Reproduce all records verbatim.

----- RECORD EXTRACTS

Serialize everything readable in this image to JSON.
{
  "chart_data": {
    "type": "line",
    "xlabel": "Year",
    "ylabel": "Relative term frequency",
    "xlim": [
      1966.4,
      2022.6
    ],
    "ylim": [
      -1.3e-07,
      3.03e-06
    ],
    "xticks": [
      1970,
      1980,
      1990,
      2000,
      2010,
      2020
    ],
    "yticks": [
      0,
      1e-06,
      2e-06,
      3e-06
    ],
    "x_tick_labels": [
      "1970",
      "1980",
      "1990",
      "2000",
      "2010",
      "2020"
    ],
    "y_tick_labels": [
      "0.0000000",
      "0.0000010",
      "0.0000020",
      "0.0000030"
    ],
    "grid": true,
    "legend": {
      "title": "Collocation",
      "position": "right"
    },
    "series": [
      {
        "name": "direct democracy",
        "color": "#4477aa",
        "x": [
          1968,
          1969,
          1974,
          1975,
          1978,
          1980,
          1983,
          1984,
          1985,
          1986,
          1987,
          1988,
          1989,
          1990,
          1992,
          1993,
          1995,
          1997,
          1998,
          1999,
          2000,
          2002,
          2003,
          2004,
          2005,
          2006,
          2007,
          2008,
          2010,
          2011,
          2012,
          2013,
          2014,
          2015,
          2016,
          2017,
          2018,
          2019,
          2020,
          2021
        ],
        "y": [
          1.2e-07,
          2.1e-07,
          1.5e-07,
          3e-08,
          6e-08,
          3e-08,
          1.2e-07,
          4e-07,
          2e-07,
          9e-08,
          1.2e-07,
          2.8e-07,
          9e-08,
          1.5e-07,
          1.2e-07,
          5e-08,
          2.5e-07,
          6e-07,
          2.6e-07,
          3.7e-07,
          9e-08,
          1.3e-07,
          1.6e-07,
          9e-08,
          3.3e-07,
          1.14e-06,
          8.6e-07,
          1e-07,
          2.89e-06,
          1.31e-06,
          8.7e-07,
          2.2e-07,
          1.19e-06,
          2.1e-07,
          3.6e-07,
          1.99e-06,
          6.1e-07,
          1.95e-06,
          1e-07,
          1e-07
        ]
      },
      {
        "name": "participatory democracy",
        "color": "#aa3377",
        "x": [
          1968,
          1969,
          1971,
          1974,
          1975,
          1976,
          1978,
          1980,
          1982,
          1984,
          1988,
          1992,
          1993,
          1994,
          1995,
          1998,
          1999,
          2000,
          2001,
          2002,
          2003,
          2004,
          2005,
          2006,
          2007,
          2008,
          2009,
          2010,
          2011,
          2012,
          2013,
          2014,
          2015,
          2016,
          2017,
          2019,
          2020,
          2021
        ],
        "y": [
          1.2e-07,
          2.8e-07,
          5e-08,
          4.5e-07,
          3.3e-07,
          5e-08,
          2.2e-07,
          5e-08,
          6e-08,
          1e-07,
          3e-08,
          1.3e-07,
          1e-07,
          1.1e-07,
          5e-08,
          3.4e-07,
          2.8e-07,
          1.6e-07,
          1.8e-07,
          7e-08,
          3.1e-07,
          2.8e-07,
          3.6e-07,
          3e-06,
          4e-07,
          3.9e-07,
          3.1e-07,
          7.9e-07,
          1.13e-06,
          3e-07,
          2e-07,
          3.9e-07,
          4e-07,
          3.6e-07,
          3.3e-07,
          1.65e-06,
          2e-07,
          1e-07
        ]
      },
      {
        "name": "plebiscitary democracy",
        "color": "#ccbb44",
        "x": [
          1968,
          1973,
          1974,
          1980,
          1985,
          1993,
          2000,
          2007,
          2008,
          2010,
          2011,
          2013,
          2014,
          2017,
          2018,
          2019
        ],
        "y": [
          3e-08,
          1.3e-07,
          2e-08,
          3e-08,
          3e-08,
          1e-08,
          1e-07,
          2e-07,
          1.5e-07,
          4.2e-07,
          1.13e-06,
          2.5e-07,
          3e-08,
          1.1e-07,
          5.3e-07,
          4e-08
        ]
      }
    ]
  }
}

----------

*TASK RESPONSE*:
Serialize everything readable in this image to JSON.
{
  "chart_data": {
    "type": "line",
    "xlabel": "Year",
    "ylabel": "Relative term frequency",
    "xlim": [
      1966.4,
      2022.6
    ],
    "ylim": [
      -1.3e-07,
      3.03e-06
    ],
    "xticks": [
      1970,
      1980,
      1990,
      2000,
      2010,
      2020
    ],
    "yticks": [
      0,
      1e-06,
      2e-06,
      3e-06
    ],
    "x_tick_labels": [
      "1970",
      "1980",
      "1990",
      "2000",
      "2010",
      "2020"
    ],
    "y_tick_labels": [
      "0.0000000",
      "0.0000010",
      "0.0000020",
      "0.0000030"
    ],
    "grid": true,
    "legend": {
      "title": "Collocation",
      "position": "right"
    },
    "series": [
      {
        "name": "direct democracy",
        "color": "#4477aa",
        "x": [
          1968,
          1969,
          1974,
          1975,
          1978,
          1980,
          1983,
          1984,
          1985,
          1986,
          1987,
          1988,
          1989,
          1990,
          1992,
          1993,
          1995,
          1997,
          1998,
          1999,
          2000,
          2002,
          2003,
          2004,
          2005,
          2006,
          2007,
          2008,
          2010,
          2011,
          2012,
          2013,
          2014,
          2015,
          2016,
          2017,
          2018,
          2019,
          2020,
          2021
        ],
        "y": [
          1.2e-07,
          2.1e-07,
          1.5e-07,
          3e-08,
          6e-08,
          3e-08,
          1.2e-07,
          4e-07,
          2e-07,
          9e-08,
          1.2e-07,
          2.8e-07,
          9e-08,
          1.5e-07,
          1.2e-07,
          5e-08,
          2.5e-07,
          6e-07,
          2.6e-07,
          3.7e-07,
          9e-08,
          1.3e-07,
          1.6e-07,
          9e-08,
          3.3e-07,
          1.14e-06,
          8.6e-07,
          1e-07,
          2.89e-06,
          1.31e-06,
          8.7e-07,
          2.2e-07,
          1.19e-06,
          2.1e-07,
          3.6e-07,
          1.99e-06,
          6.1e-07,
          1.95e-06,
          1e-07,
          1e-07
        ]
      },
      {
        "name": "participatory democracy",
        "color": "#aa3377",
        "x": [
          1968,
          1969,
          1971,
          1974,
          1975,
          1976,
          1978,
          1980,
          1982,
          1984,
          1988,
          1992,
          1993,
          1994,
          1995,
          1998,
          1999,
          2000,
          2001,
          2002,
          2003,
          2004,
          2005,
          2006,
          2007,
          2008,
          2009,
          2010,
          2011,
          2012,
          2013,
          2014,
          2015,
          2016,
          2017,
          2019,
          2020,
          2021
        ],
        "y": [
          1.2e-07,
          2.8e-07,
          5e-08,
          4.5e-07,
          3.3e-07,
          5e-08,
          2.2e-07,
          5e-08,
          6e-08,
          1e-07,
          3e-08,
          1.3e-07,
          1e-07,
          1.1e-07,
          5e-08,
          3.4e-07,
          2.8e-07,
          1.6e-07,
          1.8e-07,
          7e-08,
          3.1e-07,
          2.8e-07,
          3.6e-07,
          3e-06,
          4e-07,
          3.9e-07,
          3.1e-07,
          7.9e-07,
          1.13e-06,
          3e-07,
          2e-07,
          3.9e-07,
          4e-07,
          3.6e-07,
          3.3e-07,
          1.65e-06,
          2e-07,
          1e-07
        ]
      },
      {
        "name": "plebiscitary democracy",
        "color": "#ccbb44",
        "x": [
          1968,
          1973,
          1974,
          1980,
          1985,
          1993,
          2000,
          2007,
          2008,
          2010,
          2011,
          2013,
          2014,
          2017,
          2018,
          2019
        ],
        "y": [
          3e-08,
          1.3e-07,
          2e-08,
          3e-08,
          3e-08,
          1e-08,
          1e-07,
          2e-07,
          1.5e-07,
          4.2e-07,
          1.13e-06,
          2.5e-07,
          3e-08,
          1.1e-07,
          5.3e-07,
          4e-08
        ]
      }
    ]
  }
}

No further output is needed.